Data extracted from a collection:
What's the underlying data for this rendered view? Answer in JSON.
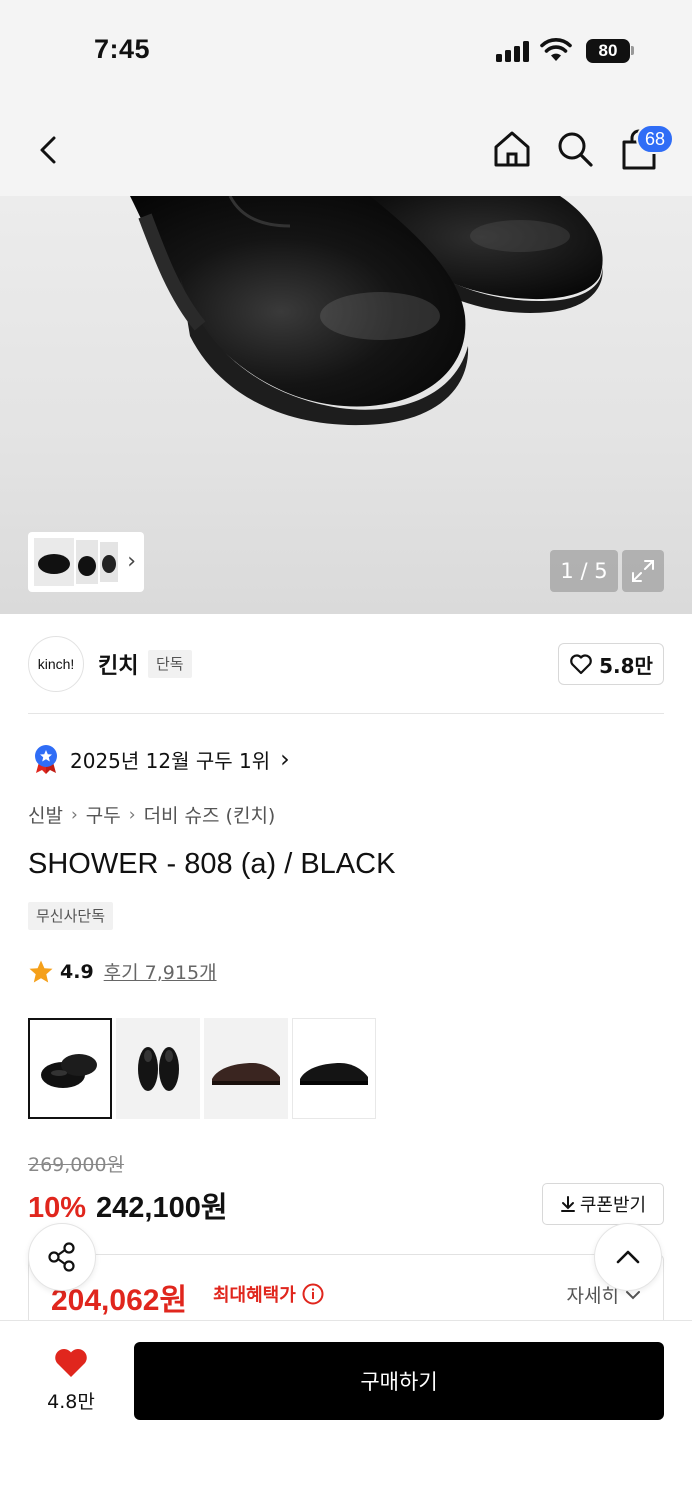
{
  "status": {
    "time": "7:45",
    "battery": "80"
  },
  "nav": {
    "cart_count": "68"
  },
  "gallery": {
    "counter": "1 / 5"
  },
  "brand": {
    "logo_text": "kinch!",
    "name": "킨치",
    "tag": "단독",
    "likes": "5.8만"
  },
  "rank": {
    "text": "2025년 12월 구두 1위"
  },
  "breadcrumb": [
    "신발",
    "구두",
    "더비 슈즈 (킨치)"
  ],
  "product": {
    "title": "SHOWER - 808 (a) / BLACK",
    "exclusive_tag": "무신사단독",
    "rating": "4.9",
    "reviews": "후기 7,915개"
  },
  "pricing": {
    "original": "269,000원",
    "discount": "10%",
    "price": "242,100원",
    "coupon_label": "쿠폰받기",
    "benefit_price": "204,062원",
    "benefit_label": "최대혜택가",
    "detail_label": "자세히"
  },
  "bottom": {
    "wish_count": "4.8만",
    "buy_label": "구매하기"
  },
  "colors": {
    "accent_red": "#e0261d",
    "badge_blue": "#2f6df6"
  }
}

---

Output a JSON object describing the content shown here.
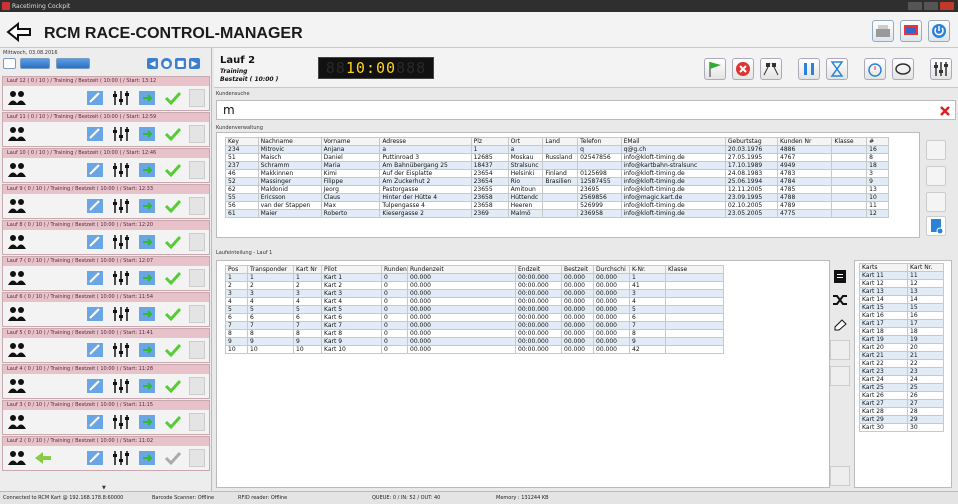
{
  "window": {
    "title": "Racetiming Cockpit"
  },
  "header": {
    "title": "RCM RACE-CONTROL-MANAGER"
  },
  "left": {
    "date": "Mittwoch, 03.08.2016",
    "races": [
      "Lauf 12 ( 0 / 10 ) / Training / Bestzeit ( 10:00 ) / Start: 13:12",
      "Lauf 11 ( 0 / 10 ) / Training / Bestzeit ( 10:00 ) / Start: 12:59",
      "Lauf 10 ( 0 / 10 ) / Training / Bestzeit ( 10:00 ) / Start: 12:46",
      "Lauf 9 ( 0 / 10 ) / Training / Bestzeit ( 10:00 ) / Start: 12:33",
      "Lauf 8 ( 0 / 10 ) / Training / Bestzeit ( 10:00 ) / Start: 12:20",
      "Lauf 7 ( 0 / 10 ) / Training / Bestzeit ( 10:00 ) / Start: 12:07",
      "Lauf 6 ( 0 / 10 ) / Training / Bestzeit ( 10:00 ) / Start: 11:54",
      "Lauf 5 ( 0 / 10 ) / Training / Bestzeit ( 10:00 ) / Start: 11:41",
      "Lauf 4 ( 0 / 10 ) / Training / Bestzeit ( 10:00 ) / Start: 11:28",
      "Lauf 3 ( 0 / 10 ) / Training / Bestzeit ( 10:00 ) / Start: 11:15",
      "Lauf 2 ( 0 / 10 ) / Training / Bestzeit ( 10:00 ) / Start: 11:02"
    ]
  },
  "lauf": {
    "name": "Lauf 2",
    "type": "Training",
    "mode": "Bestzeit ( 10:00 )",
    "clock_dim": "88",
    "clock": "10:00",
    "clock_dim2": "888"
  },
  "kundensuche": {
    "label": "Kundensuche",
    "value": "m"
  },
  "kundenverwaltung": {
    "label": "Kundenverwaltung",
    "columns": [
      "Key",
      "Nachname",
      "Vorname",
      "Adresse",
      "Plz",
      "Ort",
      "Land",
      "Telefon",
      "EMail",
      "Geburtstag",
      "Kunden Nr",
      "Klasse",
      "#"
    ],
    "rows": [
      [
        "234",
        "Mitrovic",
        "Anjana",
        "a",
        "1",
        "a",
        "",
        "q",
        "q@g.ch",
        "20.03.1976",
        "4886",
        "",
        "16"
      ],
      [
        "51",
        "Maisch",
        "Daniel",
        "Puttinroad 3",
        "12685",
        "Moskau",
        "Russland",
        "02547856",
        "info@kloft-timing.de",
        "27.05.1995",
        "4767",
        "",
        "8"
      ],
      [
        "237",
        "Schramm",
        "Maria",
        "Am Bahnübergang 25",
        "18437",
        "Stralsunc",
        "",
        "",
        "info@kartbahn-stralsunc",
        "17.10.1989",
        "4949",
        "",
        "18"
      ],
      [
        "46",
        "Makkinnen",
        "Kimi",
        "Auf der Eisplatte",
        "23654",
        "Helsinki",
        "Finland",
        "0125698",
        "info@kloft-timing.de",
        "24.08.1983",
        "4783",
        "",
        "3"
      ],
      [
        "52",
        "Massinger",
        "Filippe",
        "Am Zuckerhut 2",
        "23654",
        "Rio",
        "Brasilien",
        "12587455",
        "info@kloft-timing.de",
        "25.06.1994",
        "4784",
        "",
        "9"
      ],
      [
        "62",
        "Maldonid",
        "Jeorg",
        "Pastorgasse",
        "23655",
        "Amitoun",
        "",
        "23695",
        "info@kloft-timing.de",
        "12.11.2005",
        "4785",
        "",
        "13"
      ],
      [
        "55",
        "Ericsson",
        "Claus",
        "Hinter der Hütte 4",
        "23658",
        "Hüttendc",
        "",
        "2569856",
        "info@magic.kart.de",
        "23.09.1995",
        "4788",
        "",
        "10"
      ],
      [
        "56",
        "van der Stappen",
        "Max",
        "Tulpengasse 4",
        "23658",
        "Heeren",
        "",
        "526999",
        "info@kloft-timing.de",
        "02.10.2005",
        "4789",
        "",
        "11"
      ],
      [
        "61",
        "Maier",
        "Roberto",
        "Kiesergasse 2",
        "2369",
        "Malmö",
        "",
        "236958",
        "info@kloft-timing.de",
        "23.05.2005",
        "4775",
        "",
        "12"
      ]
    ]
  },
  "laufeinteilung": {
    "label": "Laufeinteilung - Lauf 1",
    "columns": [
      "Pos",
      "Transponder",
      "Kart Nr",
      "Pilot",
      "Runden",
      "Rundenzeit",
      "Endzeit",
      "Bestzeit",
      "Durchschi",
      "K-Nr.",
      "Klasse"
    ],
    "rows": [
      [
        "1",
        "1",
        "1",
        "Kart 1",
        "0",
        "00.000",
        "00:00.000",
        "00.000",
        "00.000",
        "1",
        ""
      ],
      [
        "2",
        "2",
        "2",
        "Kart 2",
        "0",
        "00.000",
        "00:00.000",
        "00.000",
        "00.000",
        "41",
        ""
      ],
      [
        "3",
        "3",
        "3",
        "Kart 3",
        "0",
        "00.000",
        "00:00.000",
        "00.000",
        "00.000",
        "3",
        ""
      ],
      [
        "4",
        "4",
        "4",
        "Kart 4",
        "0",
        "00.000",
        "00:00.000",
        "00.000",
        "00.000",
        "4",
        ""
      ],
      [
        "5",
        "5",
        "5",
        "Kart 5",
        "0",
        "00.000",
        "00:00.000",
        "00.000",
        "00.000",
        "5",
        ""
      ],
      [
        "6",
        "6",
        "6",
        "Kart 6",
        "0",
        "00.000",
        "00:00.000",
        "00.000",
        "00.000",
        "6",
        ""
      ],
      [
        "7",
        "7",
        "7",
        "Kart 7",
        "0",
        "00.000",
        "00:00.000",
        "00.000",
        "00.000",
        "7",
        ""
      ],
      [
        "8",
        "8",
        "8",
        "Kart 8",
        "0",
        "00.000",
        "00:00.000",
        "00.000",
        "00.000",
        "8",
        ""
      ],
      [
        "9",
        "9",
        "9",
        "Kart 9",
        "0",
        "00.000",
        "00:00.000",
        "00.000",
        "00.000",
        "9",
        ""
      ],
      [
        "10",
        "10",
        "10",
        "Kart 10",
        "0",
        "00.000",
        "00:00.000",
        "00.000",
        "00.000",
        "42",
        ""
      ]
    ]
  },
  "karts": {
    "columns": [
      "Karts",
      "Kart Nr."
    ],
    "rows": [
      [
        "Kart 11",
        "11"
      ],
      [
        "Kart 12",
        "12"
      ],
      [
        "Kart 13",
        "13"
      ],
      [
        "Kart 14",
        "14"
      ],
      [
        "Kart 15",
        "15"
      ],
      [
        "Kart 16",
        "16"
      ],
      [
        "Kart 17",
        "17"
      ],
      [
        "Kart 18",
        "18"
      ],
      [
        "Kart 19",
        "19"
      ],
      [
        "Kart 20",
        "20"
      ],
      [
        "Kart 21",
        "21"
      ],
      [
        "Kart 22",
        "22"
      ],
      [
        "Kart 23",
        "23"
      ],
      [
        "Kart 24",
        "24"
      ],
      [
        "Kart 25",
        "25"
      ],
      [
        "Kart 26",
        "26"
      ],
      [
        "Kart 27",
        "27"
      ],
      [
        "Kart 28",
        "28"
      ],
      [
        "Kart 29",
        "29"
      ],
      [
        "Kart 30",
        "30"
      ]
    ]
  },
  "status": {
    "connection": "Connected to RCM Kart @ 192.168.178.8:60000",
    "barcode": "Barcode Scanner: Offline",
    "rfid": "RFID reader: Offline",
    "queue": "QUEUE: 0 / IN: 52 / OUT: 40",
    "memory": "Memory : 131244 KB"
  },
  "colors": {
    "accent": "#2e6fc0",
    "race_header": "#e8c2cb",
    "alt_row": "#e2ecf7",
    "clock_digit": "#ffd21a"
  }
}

:: Set task ::
Check each line of the entries above for the word "Start". List the ones that have it.

:: Reply ::
      "Lauf 12 ( 0 / 10 ) / Training / Bestzeit ( 10:00 ) / Start: 13:12",
      "Lauf 11 ( 0 / 10 ) / Training / Bestzeit ( 10:00 ) / Start: 12:59",
      "Lauf 10 ( 0 / 10 ) / Training / Bestzeit ( 10:00 ) / Start: 12:46",
      "Lauf 9 ( 0 / 10 ) / Training / Bestzeit ( 10:00 ) / Start: 12:33",
      "Lauf 8 ( 0 / 10 ) / Training / Bestzeit ( 10:00 ) / Start: 12:20",
      "Lauf 7 ( 0 / 10 ) / Training / Bestzeit ( 10:00 ) / Start: 12:07",
      "Lauf 6 ( 0 / 10 ) / Training / Bestzeit ( 10:00 ) / Start: 11:54",
      "Lauf 5 ( 0 / 10 ) / Training / Bestzeit ( 10:00 ) / Start: 11:41",
      "Lauf 4 ( 0 / 10 ) / Training / Bestzeit ( 10:00 ) / Start: 11:28",
      "Lauf 3 ( 0 / 10 ) / Training / Bestzeit ( 10:00 ) / Start: 11:15",
      "Lauf 2 ( 0 / 10 ) / Training / Bestzeit ( 10:00 ) / Start: 11:02"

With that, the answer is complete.